**SET EXERCISE:** Pick out the lines below that include the string "Zaken".

==*==

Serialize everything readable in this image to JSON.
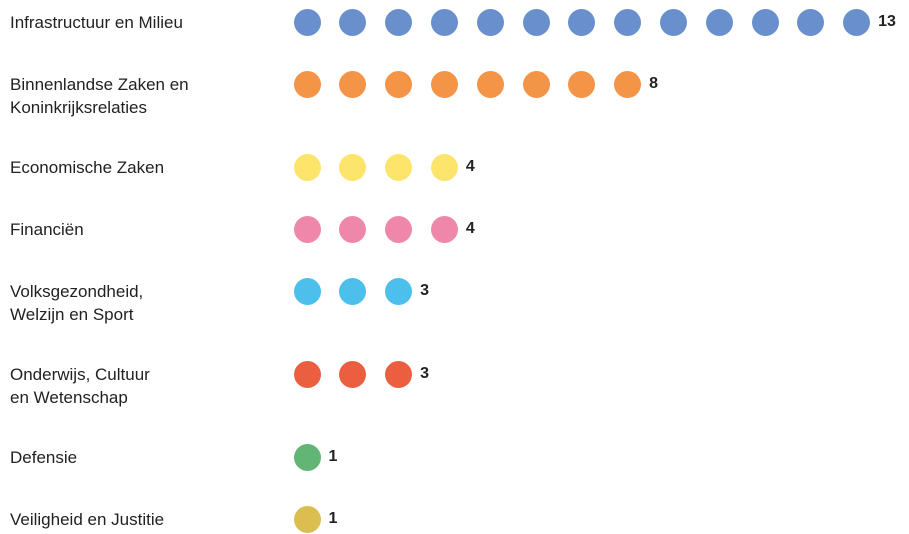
{
  "chart_data": {
    "type": "dot",
    "categories": [
      "Infrastructuur en Milieu",
      "Binnenlandse Zaken en\nKoninkrijksrelaties",
      "Economische Zaken",
      "Financiën",
      "Volksgezondheid,\nWelzijn en Sport",
      "Onderwijs, Cultuur\nen Wetenschap",
      "Defensie",
      "Veiligheid en Justitie"
    ],
    "values": [
      13,
      8,
      4,
      4,
      3,
      3,
      1,
      1
    ],
    "colors": [
      "#6990cc",
      "#f39447",
      "#fde46b",
      "#ef87ab",
      "#4dbfec",
      "#eb5e3f",
      "#63b575",
      "#dcbd4f"
    ]
  }
}
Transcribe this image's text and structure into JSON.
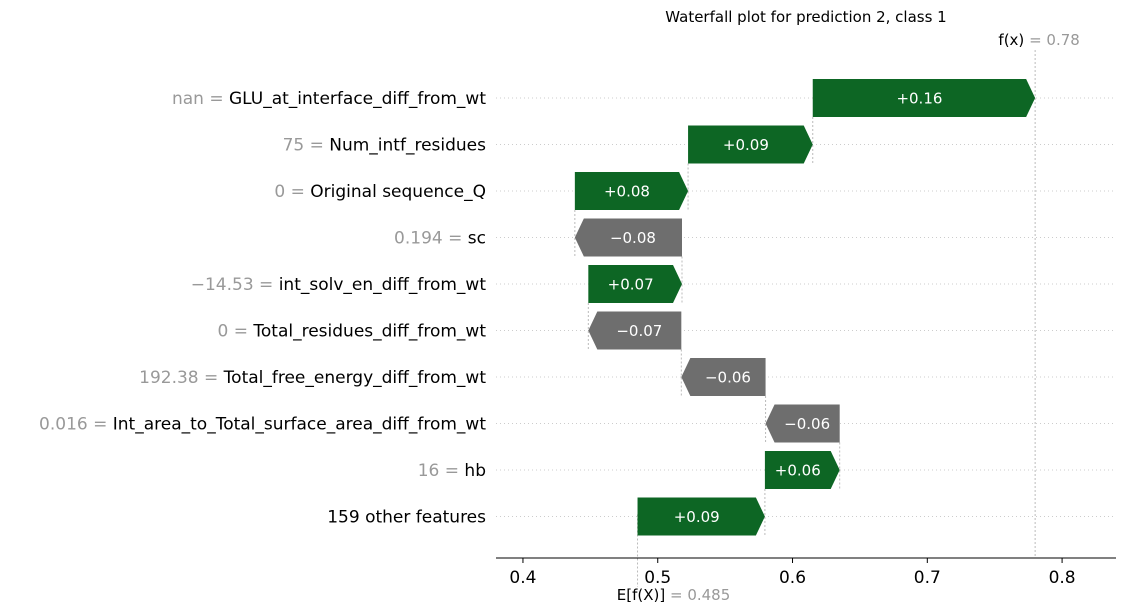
{
  "chart_data": {
    "type": "waterfall",
    "title": "Waterfall plot for prediction 2, class 1",
    "base_value": 0.485,
    "final_value": 0.78,
    "base_label_var": "E[f(X)]",
    "base_label_eq": "= 0.485",
    "final_label_var": "f(x)",
    "final_label_eq": "= 0.78",
    "xlim": [
      0.38,
      0.84
    ],
    "xticks": [
      0.4,
      0.5,
      0.6,
      0.7,
      0.8
    ],
    "xtick_labels": [
      "0.4",
      "0.5",
      "0.6",
      "0.7",
      "0.8"
    ],
    "grid": "horizontal dotted",
    "colors": {
      "positive": "#0d6624",
      "negative": "#6e6e6e",
      "value_text": "#999999",
      "guide": "#cccccc"
    },
    "features": [
      {
        "value": "nan",
        "eq": "=",
        "name": "GLU_at_interface_diff_from_wt",
        "start": 0.615,
        "end": 0.78,
        "label": "+0.16"
      },
      {
        "value": "75",
        "eq": "=",
        "name": "Num_intf_residues",
        "start": 0.5225,
        "end": 0.615,
        "label": "+0.09"
      },
      {
        "value": "0",
        "eq": "=",
        "name": "Original sequence_Q",
        "start": 0.4385,
        "end": 0.5225,
        "label": "+0.08"
      },
      {
        "value": "0.194",
        "eq": "=",
        "name": "sc",
        "start": 0.518,
        "end": 0.4385,
        "label": "−0.08"
      },
      {
        "value": "−14.53",
        "eq": "=",
        "name": "int_solv_en_diff_from_wt",
        "start": 0.4485,
        "end": 0.518,
        "label": "+0.07"
      },
      {
        "value": "0",
        "eq": "=",
        "name": "Total_residues_diff_from_wt",
        "start": 0.5175,
        "end": 0.4485,
        "label": "−0.07"
      },
      {
        "value": "192.38",
        "eq": "=",
        "name": "Total_free_energy_diff_from_wt",
        "start": 0.58,
        "end": 0.5175,
        "label": "−0.06"
      },
      {
        "value": "0.016",
        "eq": "=",
        "name": "Int_area_to_Total_surface_area_diff_from_wt",
        "start": 0.635,
        "end": 0.58,
        "label": "−0.06"
      },
      {
        "value": "16",
        "eq": "=",
        "name": "hb",
        "start": 0.5795,
        "end": 0.635,
        "label": "+0.06"
      },
      {
        "value": "",
        "eq": "",
        "name": "159 other features",
        "start": 0.485,
        "end": 0.5795,
        "label": "+0.09"
      }
    ]
  }
}
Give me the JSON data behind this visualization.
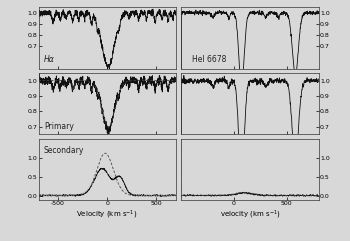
{
  "panel_labels": [
    [
      "Hα",
      "HeI 6678"
    ],
    [
      "Primary",
      ""
    ],
    [
      "Secondary",
      ""
    ]
  ],
  "left_xlim": [
    -700,
    700
  ],
  "right_xlim": [
    -500,
    800
  ],
  "row0_ylim": [
    0.5,
    1.05
  ],
  "row1_ylim": [
    0.65,
    1.05
  ],
  "row2_ylim": [
    -0.1,
    1.5
  ],
  "row0_yticks": [
    0.7,
    0.8,
    0.9,
    1.0
  ],
  "row1_yticks": [
    0.7,
    0.8,
    0.9,
    1.0
  ],
  "row2_yticks": [
    0.0,
    0.5,
    1.0
  ],
  "left_xticks": [
    -500,
    0,
    500
  ],
  "right_xticks": [
    0,
    500
  ],
  "xlabel_left": "Velocity (km s$^{-1}$)",
  "xlabel_right": "velocity (km s$^{-1}$)",
  "figsize": [
    3.5,
    2.41
  ],
  "dpi": 100,
  "line_color": "#111111",
  "dot_color": "#aaaaaa",
  "dash_color": "#444444",
  "divider_color": "#888888",
  "bg_color": "#d8d8d8"
}
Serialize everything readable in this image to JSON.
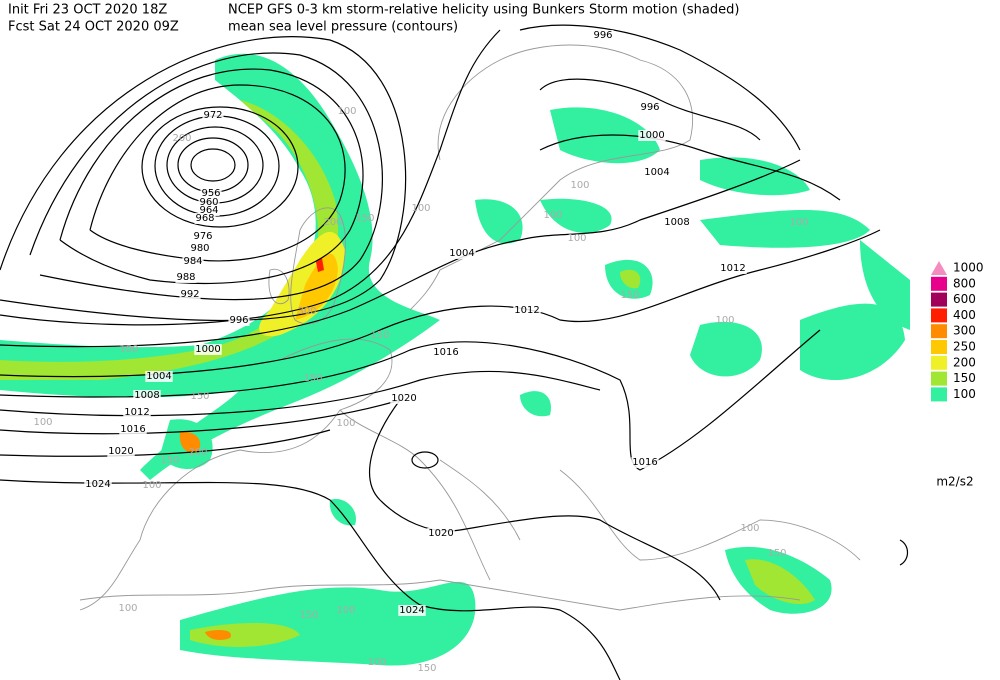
{
  "header": {
    "init": "Init  Fri 23 OCT 2020 18Z",
    "fcst": "Fcst Sat 24 OCT 2020 09Z",
    "title": "NCEP GFS 0-3 km storm-relative helicity using Bunkers Storm motion (shaded)",
    "subtitle": "mean sea level pressure (contours)"
  },
  "legend": {
    "unit": "m2/s2",
    "levels": [
      {
        "label": "1000",
        "color": "#f58cc0"
      },
      {
        "label": "800",
        "color": "#e6008c"
      },
      {
        "label": "600",
        "color": "#a0005a"
      },
      {
        "label": "400",
        "color": "#ff1e00"
      },
      {
        "label": "300",
        "color": "#ff8c00"
      },
      {
        "label": "250",
        "color": "#ffc800"
      },
      {
        "label": "200",
        "color": "#f0f028"
      },
      {
        "label": "150",
        "color": "#a0e632"
      },
      {
        "label": "100",
        "color": "#32f0a0"
      }
    ]
  },
  "contour_labels": [
    "996",
    "996",
    "1000",
    "1004",
    "1008",
    "1012",
    "1004",
    "1012",
    "1016",
    "1016",
    "1020",
    "1020",
    "1024",
    "972",
    "956",
    "960",
    "964",
    "968",
    "976",
    "980",
    "984",
    "988",
    "992",
    "996",
    "1000",
    "1004",
    "1008",
    "1012",
    "1016",
    "1020",
    "1024"
  ],
  "shading_labels": [
    "100",
    "200",
    "100",
    "200",
    "150",
    "300",
    "150",
    "100",
    "100",
    "100",
    "100",
    "150",
    "100",
    "100",
    "150",
    "150",
    "200",
    "150",
    "100",
    "100",
    "100",
    "150",
    "100",
    "100",
    "150",
    "100",
    "150",
    "100"
  ]
}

==*==

**EXPECTED ANSWER:**
      "Binnenlandse Zaken en\nKoninkrijksrelaties",
      "Economische Zaken",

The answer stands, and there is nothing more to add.